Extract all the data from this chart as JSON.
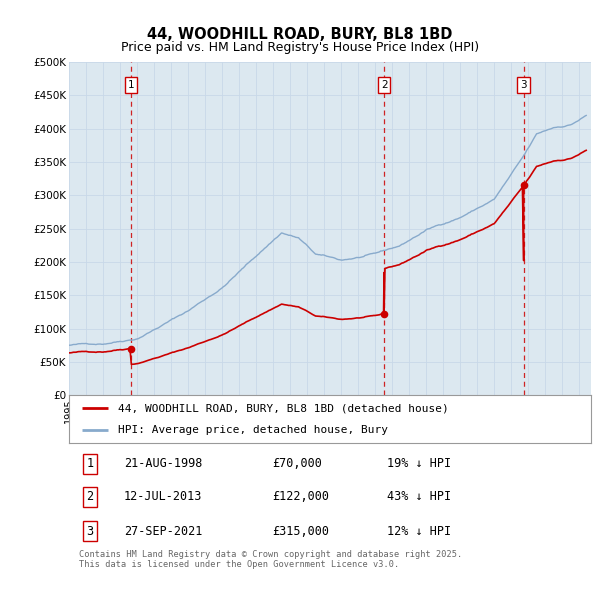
{
  "title": "44, WOODHILL ROAD, BURY, BL8 1BD",
  "subtitle": "Price paid vs. HM Land Registry's House Price Index (HPI)",
  "ylim": [
    0,
    500000
  ],
  "yticks": [
    0,
    50000,
    100000,
    150000,
    200000,
    250000,
    300000,
    350000,
    400000,
    450000,
    500000
  ],
  "ytick_labels": [
    "£0",
    "£50K",
    "£100K",
    "£150K",
    "£200K",
    "£250K",
    "£300K",
    "£350K",
    "£400K",
    "£450K",
    "£500K"
  ],
  "xlim_start": 1995.0,
  "xlim_end": 2025.7,
  "red_line_color": "#cc0000",
  "blue_line_color": "#88aacc",
  "sale_marker_color": "#cc0000",
  "vline_color": "#cc0000",
  "grid_color": "#c8d8e8",
  "background_color": "#dce8f0",
  "sales": [
    {
      "date_decimal": 1998.64,
      "price": 70000,
      "label": "1"
    },
    {
      "date_decimal": 2013.53,
      "price": 122000,
      "label": "2"
    },
    {
      "date_decimal": 2021.74,
      "price": 315000,
      "label": "3"
    }
  ],
  "transaction_table": [
    {
      "num": "1",
      "date": "21-AUG-1998",
      "price": "£70,000",
      "hpi_diff": "19% ↓ HPI"
    },
    {
      "num": "2",
      "date": "12-JUL-2013",
      "price": "£122,000",
      "hpi_diff": "43% ↓ HPI"
    },
    {
      "num": "3",
      "date": "27-SEP-2021",
      "price": "£315,000",
      "hpi_diff": "12% ↓ HPI"
    }
  ],
  "legend_red_label": "44, WOODHILL ROAD, BURY, BL8 1BD (detached house)",
  "legend_blue_label": "HPI: Average price, detached house, Bury",
  "footer_text": "Contains HM Land Registry data © Crown copyright and database right 2025.\nThis data is licensed under the Open Government Licence v3.0.",
  "title_fontsize": 10.5,
  "subtitle_fontsize": 9,
  "axis_fontsize": 7.5,
  "legend_fontsize": 8,
  "table_fontsize": 8.5
}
-.-.-
--- YOUR GOAL ---
The records above must be printed exactly; the pictures stay out.

--- IN RESPONSE ---
Extract all the data from this chart as JSON.
{
  "title": "44, WOODHILL ROAD, BURY, BL8 1BD",
  "subtitle": "Price paid vs. HM Land Registry's House Price Index (HPI)",
  "ylim": [
    0,
    500000
  ],
  "yticks": [
    0,
    50000,
    100000,
    150000,
    200000,
    250000,
    300000,
    350000,
    400000,
    450000,
    500000
  ],
  "ytick_labels": [
    "£0",
    "£50K",
    "£100K",
    "£150K",
    "£200K",
    "£250K",
    "£300K",
    "£350K",
    "£400K",
    "£450K",
    "£500K"
  ],
  "xlim_start": 1995.0,
  "xlim_end": 2025.7,
  "red_line_color": "#cc0000",
  "blue_line_color": "#88aacc",
  "sale_marker_color": "#cc0000",
  "vline_color": "#cc0000",
  "grid_color": "#c8d8e8",
  "background_color": "#dce8f0",
  "sales": [
    {
      "date_decimal": 1998.64,
      "price": 70000,
      "label": "1"
    },
    {
      "date_decimal": 2013.53,
      "price": 122000,
      "label": "2"
    },
    {
      "date_decimal": 2021.74,
      "price": 315000,
      "label": "3"
    }
  ],
  "transaction_table": [
    {
      "num": "1",
      "date": "21-AUG-1998",
      "price": "£70,000",
      "hpi_diff": "19% ↓ HPI"
    },
    {
      "num": "2",
      "date": "12-JUL-2013",
      "price": "£122,000",
      "hpi_diff": "43% ↓ HPI"
    },
    {
      "num": "3",
      "date": "27-SEP-2021",
      "price": "£315,000",
      "hpi_diff": "12% ↓ HPI"
    }
  ],
  "legend_red_label": "44, WOODHILL ROAD, BURY, BL8 1BD (detached house)",
  "legend_blue_label": "HPI: Average price, detached house, Bury",
  "footer_text": "Contains HM Land Registry data © Crown copyright and database right 2025.\nThis data is licensed under the Open Government Licence v3.0.",
  "title_fontsize": 10.5,
  "subtitle_fontsize": 9,
  "axis_fontsize": 7.5,
  "legend_fontsize": 8,
  "table_fontsize": 8.5
}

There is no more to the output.